Records from a collection
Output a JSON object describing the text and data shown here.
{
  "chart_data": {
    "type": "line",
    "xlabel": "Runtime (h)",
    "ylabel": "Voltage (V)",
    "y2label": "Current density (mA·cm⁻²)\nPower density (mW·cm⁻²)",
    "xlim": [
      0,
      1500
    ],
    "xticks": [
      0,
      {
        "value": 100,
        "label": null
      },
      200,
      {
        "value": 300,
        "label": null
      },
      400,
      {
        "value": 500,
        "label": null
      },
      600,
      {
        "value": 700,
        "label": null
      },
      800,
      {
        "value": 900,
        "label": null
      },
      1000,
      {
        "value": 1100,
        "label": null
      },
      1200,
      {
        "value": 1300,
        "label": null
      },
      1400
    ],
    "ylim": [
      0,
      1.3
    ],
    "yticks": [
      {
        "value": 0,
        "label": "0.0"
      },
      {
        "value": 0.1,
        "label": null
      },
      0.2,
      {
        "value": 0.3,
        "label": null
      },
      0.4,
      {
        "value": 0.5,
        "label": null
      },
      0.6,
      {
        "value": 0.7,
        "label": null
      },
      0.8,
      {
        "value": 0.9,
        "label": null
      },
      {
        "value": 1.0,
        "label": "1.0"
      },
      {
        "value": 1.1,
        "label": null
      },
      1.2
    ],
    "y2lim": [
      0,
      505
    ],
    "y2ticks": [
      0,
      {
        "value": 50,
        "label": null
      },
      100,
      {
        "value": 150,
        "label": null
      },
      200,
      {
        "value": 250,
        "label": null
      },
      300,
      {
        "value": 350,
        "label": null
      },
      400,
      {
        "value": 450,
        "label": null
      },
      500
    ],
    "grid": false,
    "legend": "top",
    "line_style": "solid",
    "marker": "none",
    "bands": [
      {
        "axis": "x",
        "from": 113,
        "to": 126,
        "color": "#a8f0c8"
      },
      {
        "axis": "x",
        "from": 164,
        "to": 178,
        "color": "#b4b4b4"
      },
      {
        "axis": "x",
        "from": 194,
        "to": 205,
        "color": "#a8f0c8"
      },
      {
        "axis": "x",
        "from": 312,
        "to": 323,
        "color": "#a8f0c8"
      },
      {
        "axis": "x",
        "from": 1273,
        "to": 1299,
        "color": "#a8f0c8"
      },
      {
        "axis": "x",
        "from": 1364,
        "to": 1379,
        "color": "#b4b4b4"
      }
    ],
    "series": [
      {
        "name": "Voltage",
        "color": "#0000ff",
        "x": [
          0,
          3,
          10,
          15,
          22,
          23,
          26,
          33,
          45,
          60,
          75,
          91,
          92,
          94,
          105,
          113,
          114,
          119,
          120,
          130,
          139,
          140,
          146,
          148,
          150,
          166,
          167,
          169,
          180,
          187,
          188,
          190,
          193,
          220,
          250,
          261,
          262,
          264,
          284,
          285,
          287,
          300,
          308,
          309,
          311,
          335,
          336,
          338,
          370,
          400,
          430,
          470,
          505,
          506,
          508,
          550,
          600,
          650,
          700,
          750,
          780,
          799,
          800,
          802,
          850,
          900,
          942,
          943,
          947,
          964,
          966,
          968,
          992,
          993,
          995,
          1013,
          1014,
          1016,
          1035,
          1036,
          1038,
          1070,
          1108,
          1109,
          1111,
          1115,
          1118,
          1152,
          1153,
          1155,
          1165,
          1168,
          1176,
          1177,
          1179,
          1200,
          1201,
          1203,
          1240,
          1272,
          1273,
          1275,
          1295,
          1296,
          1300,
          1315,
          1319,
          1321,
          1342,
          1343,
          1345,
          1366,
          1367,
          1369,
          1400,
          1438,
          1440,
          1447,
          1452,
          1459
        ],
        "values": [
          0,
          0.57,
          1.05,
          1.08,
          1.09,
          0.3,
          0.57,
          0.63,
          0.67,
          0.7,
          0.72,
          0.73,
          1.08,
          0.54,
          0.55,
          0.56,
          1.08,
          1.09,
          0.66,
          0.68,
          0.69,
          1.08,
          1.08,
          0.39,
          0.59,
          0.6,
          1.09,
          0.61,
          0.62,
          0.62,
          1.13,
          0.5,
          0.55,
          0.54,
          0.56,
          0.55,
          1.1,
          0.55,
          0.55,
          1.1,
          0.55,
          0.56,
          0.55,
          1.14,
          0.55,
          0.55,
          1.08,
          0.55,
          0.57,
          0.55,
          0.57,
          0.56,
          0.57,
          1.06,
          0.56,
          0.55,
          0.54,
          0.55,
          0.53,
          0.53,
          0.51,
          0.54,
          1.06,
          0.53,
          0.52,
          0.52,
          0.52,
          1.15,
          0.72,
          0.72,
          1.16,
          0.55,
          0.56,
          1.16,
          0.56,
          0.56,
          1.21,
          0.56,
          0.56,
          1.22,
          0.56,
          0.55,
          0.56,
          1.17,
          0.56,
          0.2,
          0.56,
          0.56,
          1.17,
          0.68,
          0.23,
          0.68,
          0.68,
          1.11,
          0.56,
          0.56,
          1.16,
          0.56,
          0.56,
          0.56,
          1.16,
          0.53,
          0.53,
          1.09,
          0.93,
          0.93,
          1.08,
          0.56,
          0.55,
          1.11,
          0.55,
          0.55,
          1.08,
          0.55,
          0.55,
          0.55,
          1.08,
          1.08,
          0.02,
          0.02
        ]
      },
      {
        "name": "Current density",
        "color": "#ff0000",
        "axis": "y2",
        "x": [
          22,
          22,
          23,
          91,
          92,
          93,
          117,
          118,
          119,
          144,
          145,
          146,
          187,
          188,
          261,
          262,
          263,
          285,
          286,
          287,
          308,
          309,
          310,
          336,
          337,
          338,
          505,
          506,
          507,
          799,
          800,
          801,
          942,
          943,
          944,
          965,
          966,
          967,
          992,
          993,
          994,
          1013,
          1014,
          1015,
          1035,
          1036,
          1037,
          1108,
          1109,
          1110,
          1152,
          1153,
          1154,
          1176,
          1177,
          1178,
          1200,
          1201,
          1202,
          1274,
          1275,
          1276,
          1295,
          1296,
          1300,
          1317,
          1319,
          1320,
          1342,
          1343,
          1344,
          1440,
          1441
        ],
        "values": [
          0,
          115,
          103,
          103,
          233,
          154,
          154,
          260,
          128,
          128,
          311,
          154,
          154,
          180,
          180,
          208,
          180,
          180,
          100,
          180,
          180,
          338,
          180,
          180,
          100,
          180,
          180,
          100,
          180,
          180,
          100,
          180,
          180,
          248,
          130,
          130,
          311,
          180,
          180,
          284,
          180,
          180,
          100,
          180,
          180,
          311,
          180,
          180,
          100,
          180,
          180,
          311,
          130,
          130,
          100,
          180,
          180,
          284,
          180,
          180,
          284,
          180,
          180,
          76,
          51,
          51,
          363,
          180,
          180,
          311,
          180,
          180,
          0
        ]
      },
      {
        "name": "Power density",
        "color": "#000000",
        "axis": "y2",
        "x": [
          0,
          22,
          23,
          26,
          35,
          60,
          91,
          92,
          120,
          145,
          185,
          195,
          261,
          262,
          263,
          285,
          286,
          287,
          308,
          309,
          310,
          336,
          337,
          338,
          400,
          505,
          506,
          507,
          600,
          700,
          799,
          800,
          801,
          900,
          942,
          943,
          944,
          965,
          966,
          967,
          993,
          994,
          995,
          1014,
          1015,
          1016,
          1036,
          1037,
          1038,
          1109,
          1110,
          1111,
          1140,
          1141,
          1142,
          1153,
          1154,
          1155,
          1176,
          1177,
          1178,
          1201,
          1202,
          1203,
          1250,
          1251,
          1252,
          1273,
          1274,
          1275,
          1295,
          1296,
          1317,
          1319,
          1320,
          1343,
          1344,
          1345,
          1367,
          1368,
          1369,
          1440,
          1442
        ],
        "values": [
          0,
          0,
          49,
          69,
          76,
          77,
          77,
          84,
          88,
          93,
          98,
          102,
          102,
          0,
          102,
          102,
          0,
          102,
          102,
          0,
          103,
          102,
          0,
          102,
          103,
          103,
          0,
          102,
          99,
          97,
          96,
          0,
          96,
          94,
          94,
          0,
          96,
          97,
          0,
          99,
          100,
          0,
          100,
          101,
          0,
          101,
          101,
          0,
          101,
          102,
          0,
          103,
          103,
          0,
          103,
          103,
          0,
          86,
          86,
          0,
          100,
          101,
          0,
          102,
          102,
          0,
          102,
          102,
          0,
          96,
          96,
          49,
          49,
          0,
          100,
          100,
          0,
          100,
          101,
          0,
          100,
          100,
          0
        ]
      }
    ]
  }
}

WHAT THE EXERCISE ASKS: Find "Current". Copy every line it occurs in.

EXERCISE ANSWER:
    "y2label": "Current density (mA·cm⁻²)\nPower density (mW·cm⁻²)",
        "name": "Current density",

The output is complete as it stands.